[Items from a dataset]
-.-.-

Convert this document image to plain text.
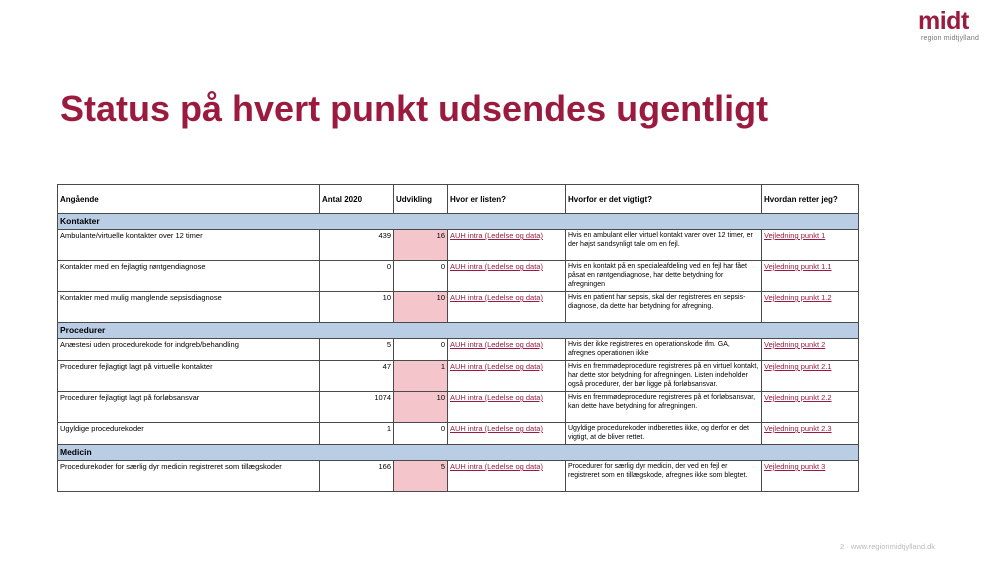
midt
region midtjylland
Status på hvert punkt udsendes ugentligt
Angående	Antal 2020	Udvikling	Hvor er listen?	Hvorfor er det vigtigt?	Hvordan retter jeg?
Kontakter					
Ambulante/virtuelle kontakter over 12 timer	439	16	AUH intra (Ledelse og data)	Hvis en ambulant eller virtuel kontakt varer over 12 timer, er der højst sandsynligt tale om en fejl.	Vejledning punkt 1
Kontakter med en fejlagtig røntgendiagnose	0	0	AUH intra (Ledelse og data)	Hvis en kontakt på en specialeafdeling ved en fejl har fået påsat en røntgendiagnose, har dette betydning for afregningen	Vejledning punkt 1.1
Kontakter med mulig manglende sepsisdiagnose	10	10	AUH intra (Ledelse og data)	Hvis en patient har sepsis, skal der registreres en sepsis-diagnose, da dette har betydning for afregning.	Vejledning punkt 1.2
Procedurer					
Anæstesi uden procedurekode for indgreb/behandling	5	0	AUH intra (Ledelse og data)	Hvis der ikke registreres en operationskode ifm. GA, afregnes operationen ikke	Vejledning punkt 2
Procedurer fejlagtigt lagt på virtuelle kontakter	47	1	AUH intra (Ledelse og data)	Hvis en fremmødeprocedure registreres på en virtuel kontakt, har dette stor betydning for afregningen. Listen indeholder også procedurer, der bør ligge på forløbsansvar.	Vejledning punkt 2.1
Procedurer fejlagtigt lagt på forløbsansvar	1074	10	AUH intra (Ledelse og data)	Hvis en fremmødeprocedure registreres på et forløbsansvar, kan dette have betydning for afregningen.	Vejledning punkt 2.2
Ugyldige procedurekoder	1	0	AUH intra (Ledelse og data)	Ugyldige procedurekoder indberettes ikke, og derfor er det vigtigt, at de bliver rettet.	Vejledning punkt 2.3
Medicin					
Procedurekoder for særlig dyr medicin registreret som tillægskoder	166	5	AUH intra (Ledelse og data)	Procedurer for særlig dyr medicin, der ved en fejl er registreret som en tillægskode, afregnes ikke som blegtet.	Vejledning punkt 3
2 · www.regionmidtjylland.dk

-.-.-

• _WHAT NEEDS TO BE DONE_
Repeat each entry exactly as given; no pictures belong in the copy.

• _SOLUTION TO THE PROBLEM_
Convert this document image to plain text.
midt
region midtjylland
Status på hvert punkt udsendes ugentligt
Angående	Antal 2020	Udvikling	Hvor er listen?	Hvorfor er det vigtigt?	Hvordan retter jeg?
Kontakter					
Ambulante/virtuelle kontakter over 12 timer	439	16	AUH intra (Ledelse og data)	Hvis en ambulant eller virtuel kontakt varer over 12 timer, er der højst sandsynligt tale om en fejl.	Vejledning punkt 1
Kontakter med en fejlagtig røntgendiagnose	0	0	AUH intra (Ledelse og data)	Hvis en kontakt på en specialeafdeling ved en fejl har fået påsat en røntgendiagnose, har dette betydning for afregningen	Vejledning punkt 1.1
Kontakter med mulig manglende sepsisdiagnose	10	10	AUH intra (Ledelse og data)	Hvis en patient har sepsis, skal der registreres en sepsis-diagnose, da dette har betydning for afregning.	Vejledning punkt 1.2
Procedurer					
Anæstesi uden procedurekode for indgreb/behandling	5	0	AUH intra (Ledelse og data)	Hvis der ikke registreres en operationskode ifm. GA, afregnes operationen ikke	Vejledning punkt 2
Procedurer fejlagtigt lagt på virtuelle kontakter	47	1	AUH intra (Ledelse og data)	Hvis en fremmødeprocedure registreres på en virtuel kontakt, har dette stor betydning for afregningen. Listen indeholder også procedurer, der bør ligge på forløbsansvar.	Vejledning punkt 2.1
Procedurer fejlagtigt lagt på forløbsansvar	1074	10	AUH intra (Ledelse og data)	Hvis en fremmødeprocedure registreres på et forløbsansvar, kan dette have betydning for afregningen.	Vejledning punkt 2.2
Ugyldige procedurekoder	1	0	AUH intra (Ledelse og data)	Ugyldige procedurekoder indberettes ikke, og derfor er det vigtigt, at de bliver rettet.	Vejledning punkt 2.3
Medicin					
Procedurekoder for særlig dyr medicin registreret som tillægskoder	166	5	AUH intra (Ledelse og data)	Procedurer for særlig dyr medicin, der ved en fejl er registreret som en tillægskode, afregnes ikke som blegtet.	Vejledning punkt 3
2 · www.regionmidtjylland.dk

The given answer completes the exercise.